[Structured figure records]
Start

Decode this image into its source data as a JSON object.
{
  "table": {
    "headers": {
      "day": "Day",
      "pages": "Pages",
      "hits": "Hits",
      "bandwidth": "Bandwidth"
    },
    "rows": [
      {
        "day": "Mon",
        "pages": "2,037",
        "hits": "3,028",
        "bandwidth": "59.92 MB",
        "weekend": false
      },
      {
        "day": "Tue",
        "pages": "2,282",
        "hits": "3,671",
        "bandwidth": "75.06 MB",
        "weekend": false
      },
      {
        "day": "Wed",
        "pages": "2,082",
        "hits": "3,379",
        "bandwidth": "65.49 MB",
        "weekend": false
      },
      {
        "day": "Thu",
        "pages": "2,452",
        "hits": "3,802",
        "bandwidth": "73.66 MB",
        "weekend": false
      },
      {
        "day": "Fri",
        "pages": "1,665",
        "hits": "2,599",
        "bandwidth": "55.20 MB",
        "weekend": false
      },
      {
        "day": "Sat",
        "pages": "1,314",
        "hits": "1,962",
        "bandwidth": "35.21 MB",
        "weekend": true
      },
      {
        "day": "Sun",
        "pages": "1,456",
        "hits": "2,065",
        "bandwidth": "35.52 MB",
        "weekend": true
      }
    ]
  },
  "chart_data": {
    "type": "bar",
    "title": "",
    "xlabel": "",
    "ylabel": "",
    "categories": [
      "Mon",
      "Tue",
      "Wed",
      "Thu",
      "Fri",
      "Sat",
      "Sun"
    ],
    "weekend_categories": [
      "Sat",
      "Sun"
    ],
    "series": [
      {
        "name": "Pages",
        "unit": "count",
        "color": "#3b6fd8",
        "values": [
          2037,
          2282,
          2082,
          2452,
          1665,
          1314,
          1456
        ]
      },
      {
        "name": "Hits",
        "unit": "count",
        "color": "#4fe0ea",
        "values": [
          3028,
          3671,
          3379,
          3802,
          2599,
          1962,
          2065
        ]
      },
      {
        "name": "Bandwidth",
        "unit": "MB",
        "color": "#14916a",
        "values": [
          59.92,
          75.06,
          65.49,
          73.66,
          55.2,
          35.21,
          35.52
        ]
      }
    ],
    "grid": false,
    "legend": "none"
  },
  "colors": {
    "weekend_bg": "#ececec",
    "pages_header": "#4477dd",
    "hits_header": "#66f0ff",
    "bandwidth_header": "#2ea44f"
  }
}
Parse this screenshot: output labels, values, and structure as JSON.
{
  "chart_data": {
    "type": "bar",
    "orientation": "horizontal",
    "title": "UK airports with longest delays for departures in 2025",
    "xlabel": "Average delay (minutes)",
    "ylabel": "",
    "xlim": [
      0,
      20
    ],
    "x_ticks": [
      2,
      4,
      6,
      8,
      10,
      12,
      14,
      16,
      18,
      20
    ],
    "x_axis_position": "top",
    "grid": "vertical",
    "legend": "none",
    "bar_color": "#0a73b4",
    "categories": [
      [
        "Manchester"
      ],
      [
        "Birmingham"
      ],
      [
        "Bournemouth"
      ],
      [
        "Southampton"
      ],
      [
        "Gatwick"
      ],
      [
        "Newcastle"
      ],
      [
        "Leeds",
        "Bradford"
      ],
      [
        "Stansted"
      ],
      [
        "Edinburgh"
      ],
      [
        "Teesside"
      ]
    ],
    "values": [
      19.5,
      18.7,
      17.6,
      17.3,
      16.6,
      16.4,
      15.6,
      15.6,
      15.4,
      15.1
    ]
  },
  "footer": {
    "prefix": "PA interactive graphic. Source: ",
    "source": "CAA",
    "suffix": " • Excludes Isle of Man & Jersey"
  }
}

End

→ **Task instructions**
Quote every line of the data, word for word.

→ **Exercise response**
Decode this image into its source data as a JSON object.
{
  "table": {
    "headers": {
      "day": "Day",
      "pages": "Pages",
      "hits": "Hits",
      "bandwidth": "Bandwidth"
    },
    "rows": [
      {
        "day": "Mon",
        "pages": "2,037",
        "hits": "3,028",
        "bandwidth": "59.92 MB",
        "weekend": false
      },
      {
        "day": "Tue",
        "pages": "2,282",
        "hits": "3,671",
        "bandwidth": "75.06 MB",
        "weekend": false
      },
      {
        "day": "Wed",
        "pages": "2,082",
        "hits": "3,379",
        "bandwidth": "65.49 MB",
        "weekend": false
      },
      {
        "day": "Thu",
        "pages": "2,452",
        "hits": "3,802",
        "bandwidth": "73.66 MB",
        "weekend": false
      },
      {
        "day": "Fri",
        "pages": "1,665",
        "hits": "2,599",
        "bandwidth": "55.20 MB",
        "weekend": false
      },
      {
        "day": "Sat",
        "pages": "1,314",
        "hits": "1,962",
        "bandwidth": "35.21 MB",
        "weekend": true
      },
      {
        "day": "Sun",
        "pages": "1,456",
        "hits": "2,065",
        "bandwidth": "35.52 MB",
        "weekend": true
      }
    ]
  },
  "chart_data": {
    "type": "bar",
    "title": "",
    "xlabel": "",
    "ylabel": "",
    "categories": [
      "Mon",
      "Tue",
      "Wed",
      "Thu",
      "Fri",
      "Sat",
      "Sun"
    ],
    "weekend_categories": [
      "Sat",
      "Sun"
    ],
    "series": [
      {
        "name": "Pages",
        "unit": "count",
        "color": "#3b6fd8",
        "values": [
          2037,
          2282,
          2082,
          2452,
          1665,
          1314,
          1456
        ]
      },
      {
        "name": "Hits",
        "unit": "count",
        "color": "#4fe0ea",
        "values": [
          3028,
          3671,
          3379,
          3802,
          2599,
          1962,
          2065
        ]
      },
      {
        "name": "Bandwidth",
        "unit": "MB",
        "color": "#14916a",
        "values": [
          59.92,
          75.06,
          65.49,
          73.66,
          55.2,
          35.21,
          35.52
        ]
      }
    ],
    "grid": false,
    "legend": "none"
  },
  "colors": {
    "weekend_bg": "#ececec",
    "pages_header": "#4477dd",
    "hits_header": "#66f0ff",
    "bandwidth_header": "#2ea44f"
  }
}
Parse this screenshot: output labels, values, and structure as JSON.
{
  "chart_data": {
    "type": "bar",
    "orientation": "horizontal",
    "title": "UK airports with longest delays for departures in 2025",
    "xlabel": "Average delay (minutes)",
    "ylabel": "",
    "xlim": [
      0,
      20
    ],
    "x_ticks": [
      2,
      4,
      6,
      8,
      10,
      12,
      14,
      16,
      18,
      20
    ],
    "x_axis_position": "top",
    "grid": "vertical",
    "legend": "none",
    "bar_color": "#0a73b4",
    "categories": [
      [
        "Manchester"
      ],
      [
        "Birmingham"
      ],
      [
        "Bournemouth"
      ],
      [
        "Southampton"
      ],
      [
        "Gatwick"
      ],
      [
        "Newcastle"
      ],
      [
        "Leeds",
        "Bradford"
      ],
      [
        "Stansted"
      ],
      [
        "Edinburgh"
      ],
      [
        "Teesside"
      ]
    ],
    "values": [
      19.5,
      18.7,
      17.6,
      17.3,
      16.6,
      16.4,
      15.6,
      15.6,
      15.4,
      15.1
    ]
  },
  "footer": {
    "prefix": "PA interactive graphic. Source: ",
    "source": "CAA",
    "suffix": " • Excludes Isle of Man & Jersey"
  }
}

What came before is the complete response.